Below are some records. Pull every line that contains the word "from".

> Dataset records
○ ○ ○ ○ ○

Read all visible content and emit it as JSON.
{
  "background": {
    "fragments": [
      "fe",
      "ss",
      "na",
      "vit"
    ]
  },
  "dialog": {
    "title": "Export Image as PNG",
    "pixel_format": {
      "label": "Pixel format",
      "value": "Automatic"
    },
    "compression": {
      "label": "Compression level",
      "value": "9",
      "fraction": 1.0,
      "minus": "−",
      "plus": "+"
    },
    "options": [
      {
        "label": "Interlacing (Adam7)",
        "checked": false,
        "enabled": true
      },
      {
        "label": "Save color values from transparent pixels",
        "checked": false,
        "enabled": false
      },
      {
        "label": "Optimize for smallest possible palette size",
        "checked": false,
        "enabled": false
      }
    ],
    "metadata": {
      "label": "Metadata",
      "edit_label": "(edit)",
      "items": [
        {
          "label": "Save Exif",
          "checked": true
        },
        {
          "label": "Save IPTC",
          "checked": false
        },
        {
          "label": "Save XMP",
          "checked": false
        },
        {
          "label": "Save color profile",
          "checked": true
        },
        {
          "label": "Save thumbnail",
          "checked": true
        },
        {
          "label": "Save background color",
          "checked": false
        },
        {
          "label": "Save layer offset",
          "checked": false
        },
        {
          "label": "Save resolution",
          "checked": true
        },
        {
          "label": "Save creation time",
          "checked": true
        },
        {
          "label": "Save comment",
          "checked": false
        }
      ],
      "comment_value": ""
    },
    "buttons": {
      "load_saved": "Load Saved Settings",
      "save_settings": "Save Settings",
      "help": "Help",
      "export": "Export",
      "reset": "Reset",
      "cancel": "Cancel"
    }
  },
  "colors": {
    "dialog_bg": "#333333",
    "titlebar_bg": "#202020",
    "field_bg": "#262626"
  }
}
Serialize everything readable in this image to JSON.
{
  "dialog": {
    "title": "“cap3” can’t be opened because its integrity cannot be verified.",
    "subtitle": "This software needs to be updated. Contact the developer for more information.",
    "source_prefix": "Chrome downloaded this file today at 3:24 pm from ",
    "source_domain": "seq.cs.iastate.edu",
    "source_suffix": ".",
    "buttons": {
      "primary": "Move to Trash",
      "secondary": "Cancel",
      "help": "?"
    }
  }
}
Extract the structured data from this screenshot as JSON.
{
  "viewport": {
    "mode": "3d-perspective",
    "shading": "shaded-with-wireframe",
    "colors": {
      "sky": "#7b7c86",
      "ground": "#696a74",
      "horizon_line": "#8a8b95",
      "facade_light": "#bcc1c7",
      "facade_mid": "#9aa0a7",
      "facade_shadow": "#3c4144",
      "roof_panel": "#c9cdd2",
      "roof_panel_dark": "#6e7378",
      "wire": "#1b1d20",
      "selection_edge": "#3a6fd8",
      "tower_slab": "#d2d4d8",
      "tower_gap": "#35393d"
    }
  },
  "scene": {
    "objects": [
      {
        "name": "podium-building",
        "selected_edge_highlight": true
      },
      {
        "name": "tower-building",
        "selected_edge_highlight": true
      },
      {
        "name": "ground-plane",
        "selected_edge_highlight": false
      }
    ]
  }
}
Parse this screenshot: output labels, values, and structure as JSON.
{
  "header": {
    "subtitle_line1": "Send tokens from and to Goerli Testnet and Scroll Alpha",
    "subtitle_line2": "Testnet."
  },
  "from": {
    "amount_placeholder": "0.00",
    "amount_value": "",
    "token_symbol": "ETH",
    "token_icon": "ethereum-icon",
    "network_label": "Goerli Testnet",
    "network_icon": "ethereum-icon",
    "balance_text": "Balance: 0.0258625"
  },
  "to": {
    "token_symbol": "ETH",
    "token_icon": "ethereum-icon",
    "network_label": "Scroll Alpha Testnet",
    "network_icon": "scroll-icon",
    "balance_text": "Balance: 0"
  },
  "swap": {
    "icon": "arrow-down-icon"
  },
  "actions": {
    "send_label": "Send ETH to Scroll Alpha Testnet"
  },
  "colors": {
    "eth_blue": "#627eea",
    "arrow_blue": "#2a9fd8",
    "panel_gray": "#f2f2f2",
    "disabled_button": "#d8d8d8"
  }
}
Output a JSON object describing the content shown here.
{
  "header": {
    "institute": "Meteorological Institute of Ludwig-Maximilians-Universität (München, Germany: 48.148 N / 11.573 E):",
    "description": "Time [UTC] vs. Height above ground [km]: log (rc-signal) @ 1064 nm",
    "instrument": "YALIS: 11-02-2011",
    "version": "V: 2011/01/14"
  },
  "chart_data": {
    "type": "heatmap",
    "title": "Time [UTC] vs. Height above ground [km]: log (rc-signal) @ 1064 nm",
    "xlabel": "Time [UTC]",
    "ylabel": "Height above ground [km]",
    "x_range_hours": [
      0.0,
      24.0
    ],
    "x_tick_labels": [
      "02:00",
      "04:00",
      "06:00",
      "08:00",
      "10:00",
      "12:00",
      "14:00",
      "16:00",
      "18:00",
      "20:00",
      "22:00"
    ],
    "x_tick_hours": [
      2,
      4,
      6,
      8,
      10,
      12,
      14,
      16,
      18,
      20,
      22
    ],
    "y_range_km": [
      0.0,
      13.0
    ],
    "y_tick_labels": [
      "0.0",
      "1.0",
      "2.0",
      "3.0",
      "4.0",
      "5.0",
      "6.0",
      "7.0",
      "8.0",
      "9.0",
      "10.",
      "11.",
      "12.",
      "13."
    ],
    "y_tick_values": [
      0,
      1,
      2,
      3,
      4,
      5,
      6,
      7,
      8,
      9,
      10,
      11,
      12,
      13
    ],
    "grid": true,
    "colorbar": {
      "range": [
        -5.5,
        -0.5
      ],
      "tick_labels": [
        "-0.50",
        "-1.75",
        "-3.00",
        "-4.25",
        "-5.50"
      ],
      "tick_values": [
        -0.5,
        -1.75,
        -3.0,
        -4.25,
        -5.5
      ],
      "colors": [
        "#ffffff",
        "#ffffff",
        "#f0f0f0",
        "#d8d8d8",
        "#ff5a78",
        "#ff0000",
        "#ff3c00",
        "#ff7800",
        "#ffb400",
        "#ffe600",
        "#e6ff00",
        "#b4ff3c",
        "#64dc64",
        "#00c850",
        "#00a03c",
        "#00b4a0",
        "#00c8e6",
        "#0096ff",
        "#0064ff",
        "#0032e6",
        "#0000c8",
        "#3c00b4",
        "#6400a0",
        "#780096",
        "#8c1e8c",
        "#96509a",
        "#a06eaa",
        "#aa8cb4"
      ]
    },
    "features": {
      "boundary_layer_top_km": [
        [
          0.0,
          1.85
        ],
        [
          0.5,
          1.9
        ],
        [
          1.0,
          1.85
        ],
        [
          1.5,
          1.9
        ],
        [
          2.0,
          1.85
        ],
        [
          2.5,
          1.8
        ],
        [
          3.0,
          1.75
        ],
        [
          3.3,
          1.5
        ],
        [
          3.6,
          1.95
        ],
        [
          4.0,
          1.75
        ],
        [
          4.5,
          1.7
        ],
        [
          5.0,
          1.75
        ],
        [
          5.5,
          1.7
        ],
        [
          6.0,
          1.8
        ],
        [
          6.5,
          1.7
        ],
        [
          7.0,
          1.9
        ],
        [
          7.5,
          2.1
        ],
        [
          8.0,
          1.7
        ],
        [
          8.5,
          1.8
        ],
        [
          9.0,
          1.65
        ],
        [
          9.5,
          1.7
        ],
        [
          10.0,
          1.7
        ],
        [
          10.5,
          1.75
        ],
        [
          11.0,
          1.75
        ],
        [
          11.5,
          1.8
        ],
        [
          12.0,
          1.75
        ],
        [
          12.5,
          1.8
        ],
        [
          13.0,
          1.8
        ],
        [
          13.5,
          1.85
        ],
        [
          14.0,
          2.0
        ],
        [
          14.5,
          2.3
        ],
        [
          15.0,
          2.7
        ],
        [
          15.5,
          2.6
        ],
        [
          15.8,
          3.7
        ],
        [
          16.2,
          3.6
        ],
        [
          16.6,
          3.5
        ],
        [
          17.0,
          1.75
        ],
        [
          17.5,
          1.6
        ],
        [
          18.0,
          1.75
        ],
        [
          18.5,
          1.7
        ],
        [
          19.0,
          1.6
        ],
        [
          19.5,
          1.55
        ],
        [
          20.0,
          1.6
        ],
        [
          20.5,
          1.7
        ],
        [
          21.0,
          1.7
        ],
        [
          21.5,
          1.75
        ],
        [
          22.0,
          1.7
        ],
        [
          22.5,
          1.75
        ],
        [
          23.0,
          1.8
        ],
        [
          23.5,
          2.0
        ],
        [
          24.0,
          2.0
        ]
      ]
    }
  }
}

○ ○ ○ ○ ○

> Response to the exercise
        "label": "Save color values from transparent pixels",
    "source_prefix": "Chrome downloaded this file today at 3:24 pm from ",
Extract the structured data from this screenshot as JSON.
    "subtitle_line1": "Send tokens from and to Goerli Testnet and Scroll Alpha",
  "from": {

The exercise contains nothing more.